_Work to do_
Rewrite the rows from the first one through the row containing "nav-marketplace[interactable] xyxy=(906,105,956,153)", changing "sticky-notes-icon" to "notes-icon" and leaving everything else as it is.

_Material to process_
+++++

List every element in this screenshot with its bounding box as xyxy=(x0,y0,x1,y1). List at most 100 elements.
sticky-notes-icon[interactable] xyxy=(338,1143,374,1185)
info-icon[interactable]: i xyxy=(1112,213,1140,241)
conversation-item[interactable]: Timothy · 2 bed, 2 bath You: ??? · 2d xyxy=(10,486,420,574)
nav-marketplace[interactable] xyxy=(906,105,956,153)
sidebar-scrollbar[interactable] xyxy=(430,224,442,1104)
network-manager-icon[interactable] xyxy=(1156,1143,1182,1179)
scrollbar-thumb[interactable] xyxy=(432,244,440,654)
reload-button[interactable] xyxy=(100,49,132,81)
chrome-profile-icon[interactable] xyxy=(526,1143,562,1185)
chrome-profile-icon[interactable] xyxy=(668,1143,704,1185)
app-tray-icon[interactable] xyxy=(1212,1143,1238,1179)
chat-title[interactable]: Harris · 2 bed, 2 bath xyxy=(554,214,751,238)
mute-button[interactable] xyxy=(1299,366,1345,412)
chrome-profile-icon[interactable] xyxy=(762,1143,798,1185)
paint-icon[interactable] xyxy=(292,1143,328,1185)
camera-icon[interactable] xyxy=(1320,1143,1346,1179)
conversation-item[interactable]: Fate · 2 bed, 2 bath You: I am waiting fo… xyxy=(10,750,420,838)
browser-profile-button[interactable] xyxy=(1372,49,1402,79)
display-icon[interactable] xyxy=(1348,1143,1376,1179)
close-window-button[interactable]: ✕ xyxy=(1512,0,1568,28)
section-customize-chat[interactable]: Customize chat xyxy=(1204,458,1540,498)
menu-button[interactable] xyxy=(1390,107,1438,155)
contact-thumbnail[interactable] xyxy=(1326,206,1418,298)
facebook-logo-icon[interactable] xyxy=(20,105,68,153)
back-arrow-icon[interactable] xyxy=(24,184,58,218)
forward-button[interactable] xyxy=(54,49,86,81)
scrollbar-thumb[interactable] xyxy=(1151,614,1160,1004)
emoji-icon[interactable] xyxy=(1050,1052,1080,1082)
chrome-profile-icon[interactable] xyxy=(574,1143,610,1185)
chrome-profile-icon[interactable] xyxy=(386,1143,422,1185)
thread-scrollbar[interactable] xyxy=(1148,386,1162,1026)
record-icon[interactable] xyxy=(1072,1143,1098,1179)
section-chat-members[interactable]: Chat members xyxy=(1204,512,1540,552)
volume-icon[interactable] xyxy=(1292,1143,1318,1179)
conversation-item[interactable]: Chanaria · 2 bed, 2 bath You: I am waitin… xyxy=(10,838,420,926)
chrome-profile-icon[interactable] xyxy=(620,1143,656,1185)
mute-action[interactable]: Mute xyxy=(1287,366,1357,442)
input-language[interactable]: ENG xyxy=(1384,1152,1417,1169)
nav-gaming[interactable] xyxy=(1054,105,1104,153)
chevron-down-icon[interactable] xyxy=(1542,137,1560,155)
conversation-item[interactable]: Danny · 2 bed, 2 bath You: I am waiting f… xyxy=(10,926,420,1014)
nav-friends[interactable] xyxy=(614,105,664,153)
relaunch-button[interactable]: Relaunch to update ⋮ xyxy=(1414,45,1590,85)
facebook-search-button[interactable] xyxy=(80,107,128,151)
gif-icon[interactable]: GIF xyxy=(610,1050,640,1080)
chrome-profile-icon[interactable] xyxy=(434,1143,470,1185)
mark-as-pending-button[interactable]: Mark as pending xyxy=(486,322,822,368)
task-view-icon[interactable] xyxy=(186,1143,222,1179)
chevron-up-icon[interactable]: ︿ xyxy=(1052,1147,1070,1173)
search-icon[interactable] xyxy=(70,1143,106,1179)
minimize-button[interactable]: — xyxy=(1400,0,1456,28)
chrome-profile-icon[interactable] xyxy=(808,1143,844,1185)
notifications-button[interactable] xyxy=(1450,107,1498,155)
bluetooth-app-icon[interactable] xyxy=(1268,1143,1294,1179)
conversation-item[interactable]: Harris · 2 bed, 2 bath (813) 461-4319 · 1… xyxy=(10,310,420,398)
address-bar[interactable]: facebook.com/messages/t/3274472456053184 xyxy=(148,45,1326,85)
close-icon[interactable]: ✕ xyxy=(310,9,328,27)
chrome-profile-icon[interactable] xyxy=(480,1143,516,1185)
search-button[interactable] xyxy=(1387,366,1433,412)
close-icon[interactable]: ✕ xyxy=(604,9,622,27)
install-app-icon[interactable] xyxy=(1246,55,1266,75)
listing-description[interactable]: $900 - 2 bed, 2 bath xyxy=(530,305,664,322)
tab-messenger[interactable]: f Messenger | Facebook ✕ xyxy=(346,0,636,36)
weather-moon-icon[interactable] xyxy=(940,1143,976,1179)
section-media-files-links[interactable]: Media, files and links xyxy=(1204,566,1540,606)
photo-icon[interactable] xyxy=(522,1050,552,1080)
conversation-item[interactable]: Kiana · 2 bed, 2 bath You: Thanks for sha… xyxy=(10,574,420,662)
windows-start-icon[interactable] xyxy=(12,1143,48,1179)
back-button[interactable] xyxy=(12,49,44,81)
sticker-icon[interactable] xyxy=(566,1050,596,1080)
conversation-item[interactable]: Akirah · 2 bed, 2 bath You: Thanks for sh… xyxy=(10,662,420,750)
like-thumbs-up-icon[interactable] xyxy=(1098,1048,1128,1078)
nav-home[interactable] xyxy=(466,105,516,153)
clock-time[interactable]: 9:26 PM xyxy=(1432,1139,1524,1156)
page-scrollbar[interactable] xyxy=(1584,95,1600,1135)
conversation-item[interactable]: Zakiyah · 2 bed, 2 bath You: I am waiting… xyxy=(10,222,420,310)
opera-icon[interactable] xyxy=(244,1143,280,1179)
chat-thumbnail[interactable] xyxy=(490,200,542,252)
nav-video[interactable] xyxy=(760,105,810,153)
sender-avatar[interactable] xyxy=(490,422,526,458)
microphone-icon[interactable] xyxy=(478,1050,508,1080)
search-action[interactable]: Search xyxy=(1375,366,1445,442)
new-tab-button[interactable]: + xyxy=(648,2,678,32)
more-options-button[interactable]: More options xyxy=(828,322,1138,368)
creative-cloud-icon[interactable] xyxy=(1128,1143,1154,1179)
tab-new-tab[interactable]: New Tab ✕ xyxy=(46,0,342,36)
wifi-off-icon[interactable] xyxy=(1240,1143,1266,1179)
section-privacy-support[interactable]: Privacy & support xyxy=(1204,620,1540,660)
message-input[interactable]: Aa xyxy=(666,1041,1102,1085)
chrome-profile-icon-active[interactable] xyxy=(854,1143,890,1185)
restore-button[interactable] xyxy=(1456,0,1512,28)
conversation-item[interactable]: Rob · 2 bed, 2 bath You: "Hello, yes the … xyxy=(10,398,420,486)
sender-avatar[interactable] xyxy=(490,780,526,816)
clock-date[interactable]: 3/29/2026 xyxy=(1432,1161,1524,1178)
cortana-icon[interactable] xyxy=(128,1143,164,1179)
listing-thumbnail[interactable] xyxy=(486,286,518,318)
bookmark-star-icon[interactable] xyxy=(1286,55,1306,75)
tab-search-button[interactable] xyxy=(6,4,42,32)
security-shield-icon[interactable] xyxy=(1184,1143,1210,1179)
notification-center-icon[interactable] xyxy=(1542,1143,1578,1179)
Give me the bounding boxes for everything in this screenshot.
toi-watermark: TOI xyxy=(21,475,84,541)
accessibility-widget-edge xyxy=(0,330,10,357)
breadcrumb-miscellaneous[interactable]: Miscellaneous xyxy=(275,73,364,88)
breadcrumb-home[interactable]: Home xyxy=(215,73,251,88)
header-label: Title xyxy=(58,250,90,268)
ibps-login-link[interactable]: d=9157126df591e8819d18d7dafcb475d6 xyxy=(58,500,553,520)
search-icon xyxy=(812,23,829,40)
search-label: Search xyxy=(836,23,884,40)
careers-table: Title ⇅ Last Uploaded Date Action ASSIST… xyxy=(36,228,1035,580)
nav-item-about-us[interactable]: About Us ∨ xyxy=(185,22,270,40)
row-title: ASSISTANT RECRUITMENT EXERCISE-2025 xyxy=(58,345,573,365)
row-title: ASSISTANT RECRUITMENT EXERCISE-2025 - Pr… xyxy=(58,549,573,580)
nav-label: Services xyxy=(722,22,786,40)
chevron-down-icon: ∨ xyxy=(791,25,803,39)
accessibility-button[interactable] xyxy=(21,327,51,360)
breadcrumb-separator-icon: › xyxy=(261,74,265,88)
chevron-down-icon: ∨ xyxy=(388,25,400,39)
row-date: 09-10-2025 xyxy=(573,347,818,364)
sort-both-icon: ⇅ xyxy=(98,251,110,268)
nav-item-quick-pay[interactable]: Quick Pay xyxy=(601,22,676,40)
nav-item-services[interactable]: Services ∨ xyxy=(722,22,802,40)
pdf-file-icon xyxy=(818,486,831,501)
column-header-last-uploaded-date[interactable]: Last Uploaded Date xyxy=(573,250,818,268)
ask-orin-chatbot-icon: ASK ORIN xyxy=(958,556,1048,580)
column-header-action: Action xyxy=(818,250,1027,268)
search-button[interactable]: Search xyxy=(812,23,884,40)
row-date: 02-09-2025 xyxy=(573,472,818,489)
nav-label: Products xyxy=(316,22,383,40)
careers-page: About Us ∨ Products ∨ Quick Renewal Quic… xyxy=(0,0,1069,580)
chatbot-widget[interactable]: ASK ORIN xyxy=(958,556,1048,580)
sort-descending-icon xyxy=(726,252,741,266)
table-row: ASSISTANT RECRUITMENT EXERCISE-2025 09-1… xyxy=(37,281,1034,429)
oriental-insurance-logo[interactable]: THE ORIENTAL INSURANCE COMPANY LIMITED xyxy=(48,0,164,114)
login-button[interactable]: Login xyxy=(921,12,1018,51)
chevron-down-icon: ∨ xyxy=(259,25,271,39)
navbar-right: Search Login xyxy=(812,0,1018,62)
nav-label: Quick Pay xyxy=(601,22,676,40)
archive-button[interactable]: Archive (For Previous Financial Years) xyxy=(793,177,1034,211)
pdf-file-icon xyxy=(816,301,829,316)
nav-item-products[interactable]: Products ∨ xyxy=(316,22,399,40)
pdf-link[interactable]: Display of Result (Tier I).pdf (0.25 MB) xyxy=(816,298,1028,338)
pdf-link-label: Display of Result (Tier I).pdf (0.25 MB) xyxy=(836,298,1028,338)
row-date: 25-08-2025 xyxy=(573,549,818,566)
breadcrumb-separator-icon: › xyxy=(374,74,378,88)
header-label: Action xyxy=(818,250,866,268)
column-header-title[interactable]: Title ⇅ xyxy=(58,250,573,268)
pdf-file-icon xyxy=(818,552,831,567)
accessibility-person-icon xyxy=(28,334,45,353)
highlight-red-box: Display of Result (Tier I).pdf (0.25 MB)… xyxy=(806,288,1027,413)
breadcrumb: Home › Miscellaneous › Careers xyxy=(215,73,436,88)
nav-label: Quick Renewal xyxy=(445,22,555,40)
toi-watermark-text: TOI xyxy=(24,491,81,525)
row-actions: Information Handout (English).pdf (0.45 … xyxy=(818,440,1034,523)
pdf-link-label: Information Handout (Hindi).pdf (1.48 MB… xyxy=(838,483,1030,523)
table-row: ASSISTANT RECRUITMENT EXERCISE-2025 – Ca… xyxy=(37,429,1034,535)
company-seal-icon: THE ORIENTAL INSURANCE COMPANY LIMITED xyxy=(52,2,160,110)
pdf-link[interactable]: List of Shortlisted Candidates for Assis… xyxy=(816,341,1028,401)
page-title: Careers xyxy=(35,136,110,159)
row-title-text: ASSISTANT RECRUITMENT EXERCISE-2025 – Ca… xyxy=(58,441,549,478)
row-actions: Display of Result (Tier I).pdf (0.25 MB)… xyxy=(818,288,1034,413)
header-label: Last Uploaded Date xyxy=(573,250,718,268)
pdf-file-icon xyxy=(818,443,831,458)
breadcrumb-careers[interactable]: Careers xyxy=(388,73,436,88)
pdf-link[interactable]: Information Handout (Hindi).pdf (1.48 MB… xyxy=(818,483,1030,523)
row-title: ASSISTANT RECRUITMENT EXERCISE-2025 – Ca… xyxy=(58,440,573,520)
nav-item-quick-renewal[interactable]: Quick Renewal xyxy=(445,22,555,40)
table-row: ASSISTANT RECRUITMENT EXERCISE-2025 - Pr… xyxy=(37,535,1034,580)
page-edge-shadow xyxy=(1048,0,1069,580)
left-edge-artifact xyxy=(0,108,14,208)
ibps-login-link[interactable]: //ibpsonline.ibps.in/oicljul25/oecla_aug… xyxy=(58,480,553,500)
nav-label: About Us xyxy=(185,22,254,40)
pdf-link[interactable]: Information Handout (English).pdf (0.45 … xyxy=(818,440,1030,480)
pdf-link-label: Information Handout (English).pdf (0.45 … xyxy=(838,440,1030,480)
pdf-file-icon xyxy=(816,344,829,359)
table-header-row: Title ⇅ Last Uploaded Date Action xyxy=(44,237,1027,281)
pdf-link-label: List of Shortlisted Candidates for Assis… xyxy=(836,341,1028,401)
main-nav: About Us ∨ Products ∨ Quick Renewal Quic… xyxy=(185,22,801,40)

+++++

_Problem solution_
List every element in this screenshot with its bounding box as xyxy=(x0,y0,x1,y1). List at most 100 elements.
notes-icon[interactable] xyxy=(338,1143,374,1185)
info-icon[interactable]: i xyxy=(1112,213,1140,241)
conversation-item[interactable]: Timothy · 2 bed, 2 bath You: ??? · 2d xyxy=(10,486,420,574)
nav-marketplace[interactable] xyxy=(906,105,956,153)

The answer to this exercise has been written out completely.